-- START OF DATA LINES --

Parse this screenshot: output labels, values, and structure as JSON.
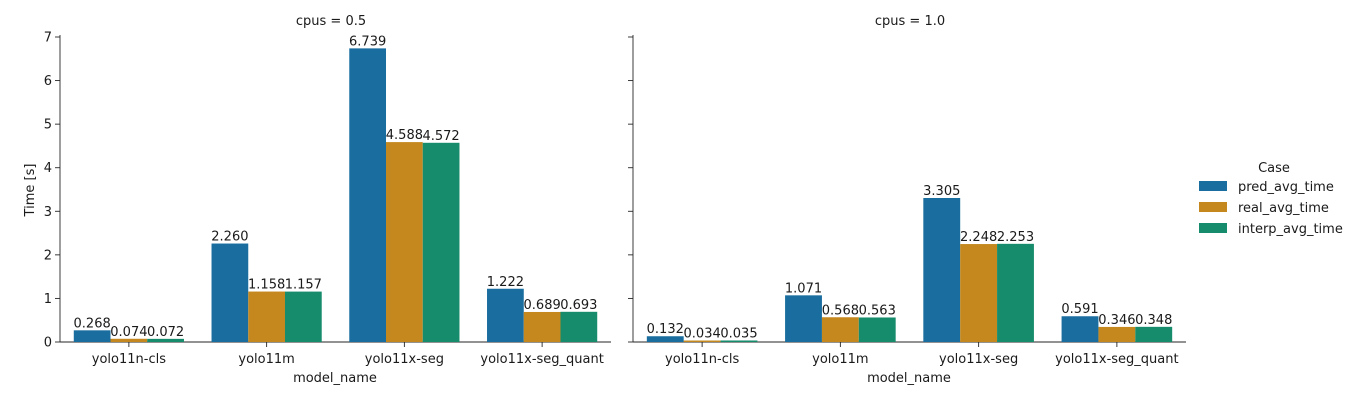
{
  "chart_data": [
    {
      "type": "bar",
      "title": "cpus = 0.5",
      "xlabel": "model_name",
      "ylabel": "Time [s]",
      "ylim": [
        0,
        7
      ],
      "yticks": [
        0,
        1,
        2,
        3,
        4,
        5,
        6,
        7
      ],
      "categories": [
        "yolo11n-cls",
        "yolo11m",
        "yolo11x-seg",
        "yolo11x-seg_quant"
      ],
      "series": [
        {
          "name": "pred_avg_time",
          "values": [
            0.268,
            2.26,
            6.739,
            1.222
          ],
          "labels": [
            "0.268",
            "2.260",
            "6.739",
            "1.222"
          ]
        },
        {
          "name": "real_avg_time",
          "values": [
            0.074,
            1.158,
            4.588,
            0.689
          ],
          "labels": [
            "0.074",
            "1.158",
            "4.588",
            "0.689"
          ]
        },
        {
          "name": "interp_avg_time",
          "values": [
            0.072,
            1.157,
            4.572,
            0.693
          ],
          "labels": [
            "0.072",
            "1.157",
            "4.572",
            "0.693"
          ]
        }
      ]
    },
    {
      "type": "bar",
      "title": "cpus = 1.0",
      "xlabel": "model_name",
      "ylabel": "",
      "ylim": [
        0,
        7
      ],
      "yticks": [
        0,
        1,
        2,
        3,
        4,
        5,
        6,
        7
      ],
      "categories": [
        "yolo11n-cls",
        "yolo11m",
        "yolo11x-seg",
        "yolo11x-seg_quant"
      ],
      "series": [
        {
          "name": "pred_avg_time",
          "values": [
            0.132,
            1.071,
            3.305,
            0.591
          ],
          "labels": [
            "0.132",
            "1.071",
            "3.305",
            "0.591"
          ]
        },
        {
          "name": "real_avg_time",
          "values": [
            0.034,
            0.568,
            2.248,
            0.346
          ],
          "labels": [
            "0.034",
            "0.568",
            "2.248",
            "0.346"
          ]
        },
        {
          "name": "interp_avg_time",
          "values": [
            0.035,
            0.563,
            2.253,
            0.348
          ],
          "labels": [
            "0.035",
            "0.563",
            "2.253",
            "0.348"
          ]
        }
      ]
    }
  ],
  "legend": {
    "title": "Case",
    "placement": "right",
    "items": [
      "pred_avg_time",
      "real_avg_time",
      "interp_avg_time"
    ]
  },
  "colors": {
    "pred_avg_time": "#1a6d9f",
    "real_avg_time": "#c4881f",
    "interp_avg_time": "#178c6c"
  }
}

-- END OF DATA LINES --

### GOAL OF THE EXERCISE
Identify all lines in the records above with the word "title".

### WORKED SOLUTION
      "title": "cpus = 0.5",
      "title": "cpus = 1.0",
    "title": "Case",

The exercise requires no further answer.